▶ _OBJECTIVE_:
Go through the listing below and gather every line with the word "又叫人舒服".

··· DATA RECORDS ···

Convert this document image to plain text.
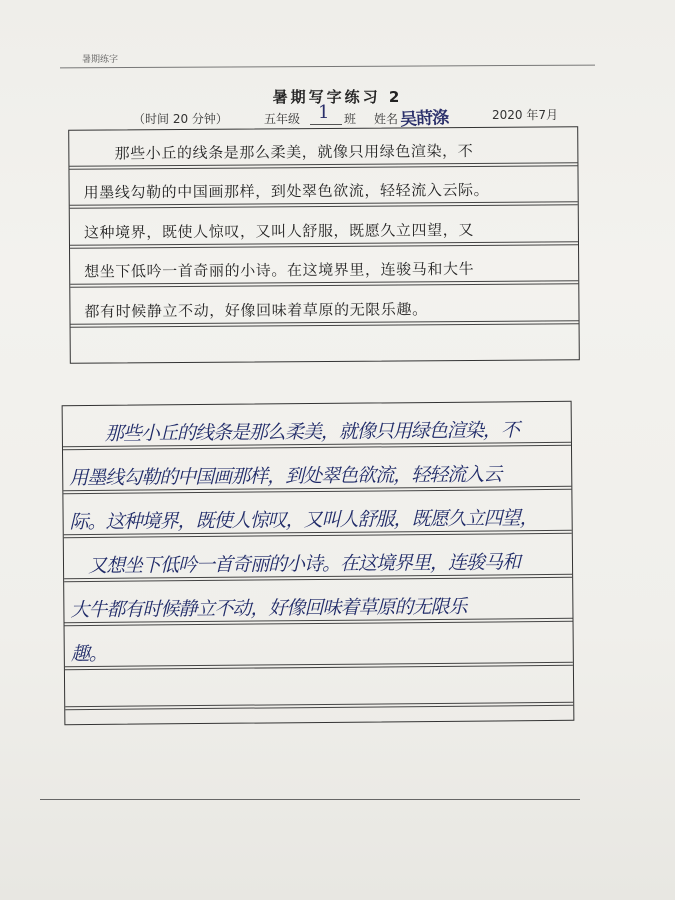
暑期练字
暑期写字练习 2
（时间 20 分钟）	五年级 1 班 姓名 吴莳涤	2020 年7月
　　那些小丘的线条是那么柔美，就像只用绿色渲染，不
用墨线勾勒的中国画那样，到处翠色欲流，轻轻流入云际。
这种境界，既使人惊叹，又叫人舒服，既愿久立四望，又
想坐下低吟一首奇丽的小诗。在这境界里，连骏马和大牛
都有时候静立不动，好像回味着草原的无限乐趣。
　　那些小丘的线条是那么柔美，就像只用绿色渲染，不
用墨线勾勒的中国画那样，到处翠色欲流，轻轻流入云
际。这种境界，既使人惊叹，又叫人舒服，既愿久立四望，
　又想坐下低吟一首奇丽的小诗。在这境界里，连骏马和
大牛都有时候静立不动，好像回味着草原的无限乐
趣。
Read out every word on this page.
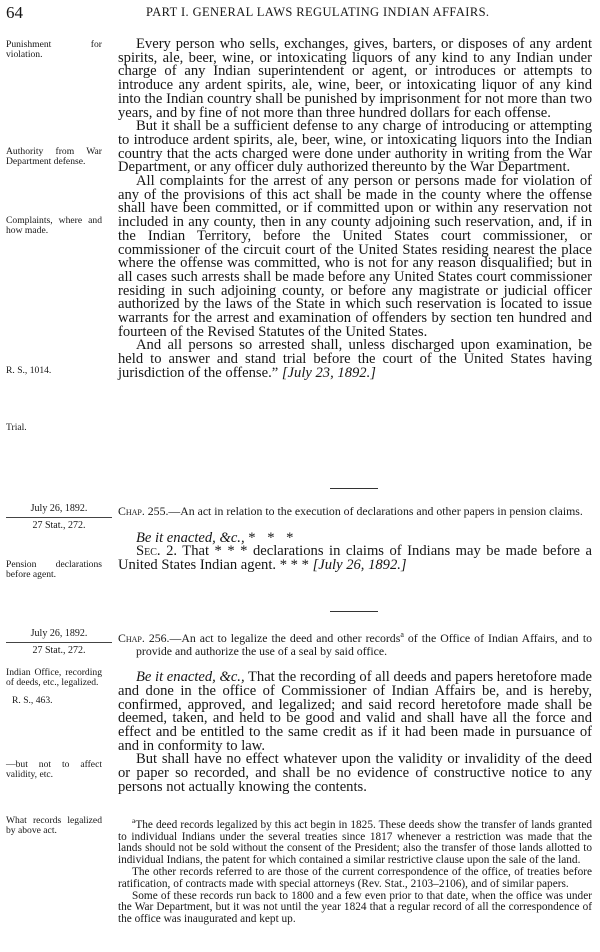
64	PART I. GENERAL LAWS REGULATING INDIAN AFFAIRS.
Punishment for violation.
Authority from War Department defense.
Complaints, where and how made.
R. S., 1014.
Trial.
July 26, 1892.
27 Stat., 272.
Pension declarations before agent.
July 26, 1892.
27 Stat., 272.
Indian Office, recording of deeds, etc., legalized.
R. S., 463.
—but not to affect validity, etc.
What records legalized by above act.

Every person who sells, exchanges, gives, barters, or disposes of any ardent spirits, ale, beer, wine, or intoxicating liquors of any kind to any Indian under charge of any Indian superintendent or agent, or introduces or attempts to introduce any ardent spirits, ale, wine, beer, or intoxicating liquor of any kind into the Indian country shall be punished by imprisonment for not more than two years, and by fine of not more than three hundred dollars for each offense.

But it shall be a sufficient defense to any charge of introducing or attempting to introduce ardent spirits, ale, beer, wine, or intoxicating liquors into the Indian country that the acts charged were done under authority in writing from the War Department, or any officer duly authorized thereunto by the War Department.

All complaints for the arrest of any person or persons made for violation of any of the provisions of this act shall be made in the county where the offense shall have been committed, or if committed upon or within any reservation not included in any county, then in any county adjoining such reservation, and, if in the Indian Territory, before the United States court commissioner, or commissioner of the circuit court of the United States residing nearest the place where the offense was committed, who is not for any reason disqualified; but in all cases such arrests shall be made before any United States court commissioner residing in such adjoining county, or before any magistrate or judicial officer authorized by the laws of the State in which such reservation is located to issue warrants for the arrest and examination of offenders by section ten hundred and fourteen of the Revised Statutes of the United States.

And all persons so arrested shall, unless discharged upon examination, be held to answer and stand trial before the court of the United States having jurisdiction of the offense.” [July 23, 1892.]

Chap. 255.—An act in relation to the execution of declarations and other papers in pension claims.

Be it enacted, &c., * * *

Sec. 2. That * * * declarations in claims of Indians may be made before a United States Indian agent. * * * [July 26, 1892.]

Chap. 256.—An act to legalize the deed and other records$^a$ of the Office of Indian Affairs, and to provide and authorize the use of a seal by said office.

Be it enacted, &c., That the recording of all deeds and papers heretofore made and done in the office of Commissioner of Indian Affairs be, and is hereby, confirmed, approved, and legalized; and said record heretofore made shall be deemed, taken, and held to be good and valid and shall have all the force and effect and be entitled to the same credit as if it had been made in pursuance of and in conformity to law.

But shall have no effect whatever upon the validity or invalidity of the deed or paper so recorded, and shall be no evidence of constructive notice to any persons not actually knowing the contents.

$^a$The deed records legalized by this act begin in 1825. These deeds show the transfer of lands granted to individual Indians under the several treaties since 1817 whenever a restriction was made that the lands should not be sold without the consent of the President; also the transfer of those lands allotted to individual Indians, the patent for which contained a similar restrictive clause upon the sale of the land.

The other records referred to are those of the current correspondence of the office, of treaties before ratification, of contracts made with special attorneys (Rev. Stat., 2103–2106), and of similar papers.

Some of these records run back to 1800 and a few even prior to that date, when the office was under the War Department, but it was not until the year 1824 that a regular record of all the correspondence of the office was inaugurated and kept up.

···

▶ _OUTPUT FOR THIS TASK_:
这种境界，既使人惊叹，又叫人舒服，既愿久立四望，又
际。这种境界，既使人惊叹，又叫人舒服，既愿久立四望，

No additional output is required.